* _Work to be completed_
Which lines contain the word "screenshot"? Return each of them as written.

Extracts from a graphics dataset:
>> Begin

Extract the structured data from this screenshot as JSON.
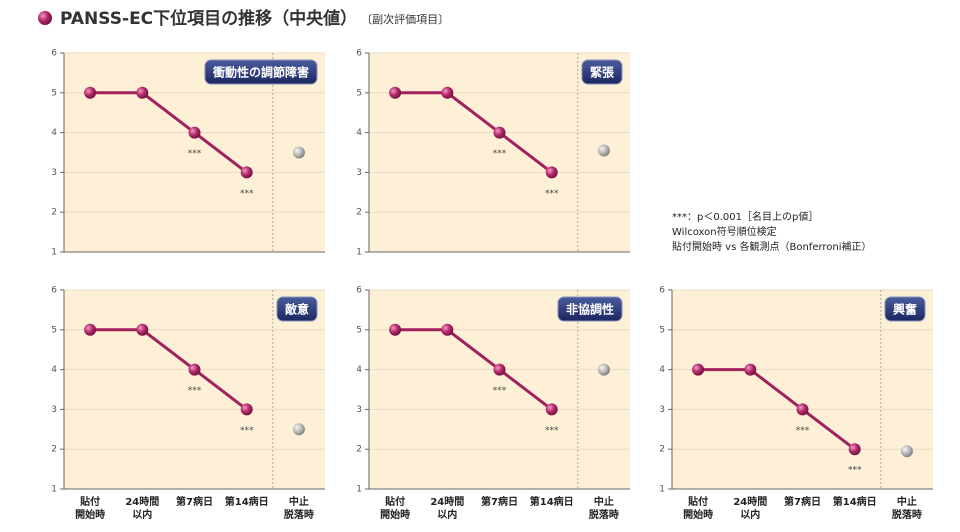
{
  "title": "PANSS-EC下位項目の推移（中央値）",
  "subtitle": "〔副次評価項目〕",
  "note": [
    "***：p＜0.001［名目上のp値］",
    "Wilcoxon符号順位検定",
    "貼付開始時 vs 各観測点（Bonferroni補正）"
  ],
  "chart_data": [
    {
      "type": "line",
      "title": "衝動性の調節障害",
      "ylim": [
        1,
        6
      ],
      "yticks": [
        1,
        2,
        3,
        4,
        5,
        6
      ],
      "grid": true,
      "series": [
        {
          "color": "#a0215e",
          "values": [
            5,
            5,
            4,
            3,
            null
          ]
        },
        {
          "color": "#aaaaaa",
          "values": [
            null,
            null,
            null,
            null,
            3.5
          ]
        }
      ],
      "annotations": [
        null,
        null,
        "***",
        "***",
        null
      ]
    },
    {
      "type": "line",
      "title": "緊張",
      "ylim": [
        1,
        6
      ],
      "yticks": [
        1,
        2,
        3,
        4,
        5,
        6
      ],
      "grid": true,
      "series": [
        {
          "color": "#a0215e",
          "values": [
            5,
            5,
            4,
            3,
            null
          ]
        },
        {
          "color": "#aaaaaa",
          "values": [
            null,
            null,
            null,
            null,
            3.55
          ]
        }
      ],
      "annotations": [
        null,
        null,
        "***",
        "***",
        null
      ]
    },
    {
      "type": "line",
      "title": "敵意",
      "ylim": [
        1,
        6
      ],
      "yticks": [
        1,
        2,
        3,
        4,
        5,
        6
      ],
      "grid": true,
      "categories": [
        [
          "貼付",
          "開始時"
        ],
        [
          "24時間",
          "以内"
        ],
        [
          "第7病日"
        ],
        [
          "第14病日"
        ],
        [
          "中止",
          "脱落時"
        ]
      ],
      "series": [
        {
          "color": "#a0215e",
          "values": [
            5,
            5,
            4,
            3,
            null
          ]
        },
        {
          "color": "#aaaaaa",
          "values": [
            null,
            null,
            null,
            null,
            2.5
          ]
        }
      ],
      "annotations": [
        null,
        null,
        "***",
        "***",
        null
      ]
    },
    {
      "type": "line",
      "title": "非協調性",
      "ylim": [
        1,
        6
      ],
      "yticks": [
        1,
        2,
        3,
        4,
        5,
        6
      ],
      "grid": true,
      "categories": [
        [
          "貼付",
          "開始時"
        ],
        [
          "24時間",
          "以内"
        ],
        [
          "第7病日"
        ],
        [
          "第14病日"
        ],
        [
          "中止",
          "脱落時"
        ]
      ],
      "series": [
        {
          "color": "#a0215e",
          "values": [
            5,
            5,
            4,
            3,
            null
          ]
        },
        {
          "color": "#aaaaaa",
          "values": [
            null,
            null,
            null,
            null,
            4
          ]
        }
      ],
      "annotations": [
        null,
        null,
        "***",
        "***",
        null
      ]
    },
    {
      "type": "line",
      "title": "興奮",
      "ylim": [
        1,
        6
      ],
      "yticks": [
        1,
        2,
        3,
        4,
        5,
        6
      ],
      "grid": true,
      "categories": [
        [
          "貼付",
          "開始時"
        ],
        [
          "24時間",
          "以内"
        ],
        [
          "第7病日"
        ],
        [
          "第14病日"
        ],
        [
          "中止",
          "脱落時"
        ]
      ],
      "series": [
        {
          "color": "#a0215e",
          "values": [
            4,
            4,
            3,
            2,
            null
          ]
        },
        {
          "color": "#aaaaaa",
          "values": [
            null,
            null,
            null,
            null,
            1.95
          ]
        }
      ],
      "annotations": [
        null,
        null,
        "***",
        "***",
        null
      ]
    }
  ]
}
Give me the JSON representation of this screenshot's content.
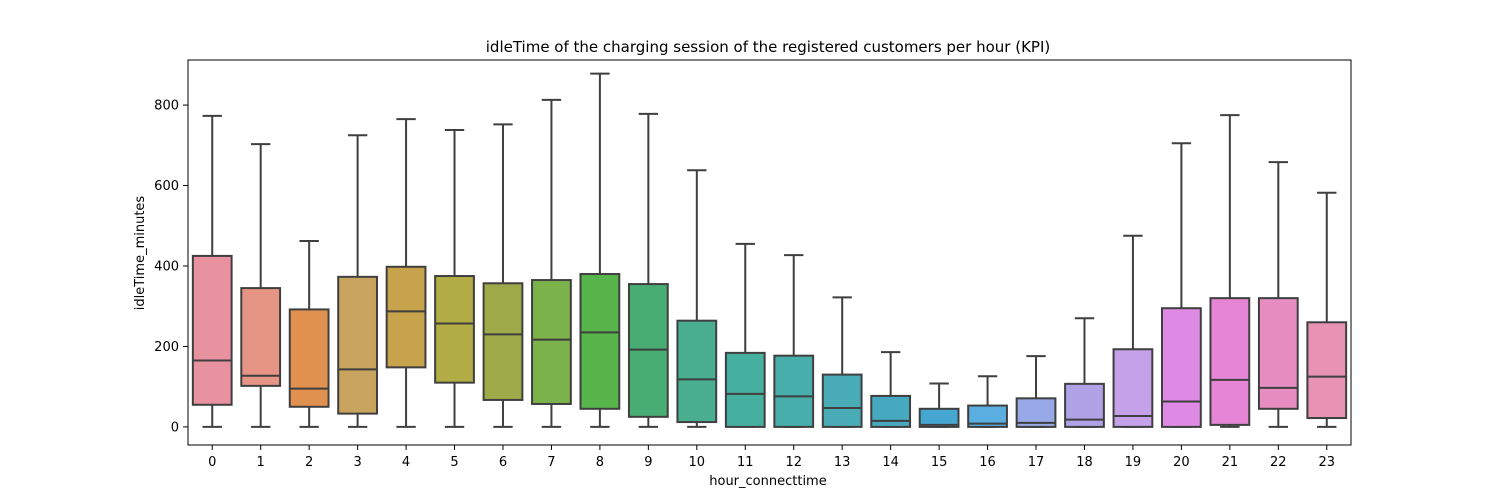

>> End

* _Expected answer_
Extract the structured data from this screenshot as JSON.
Give me the JSON representation of this screenshot's content.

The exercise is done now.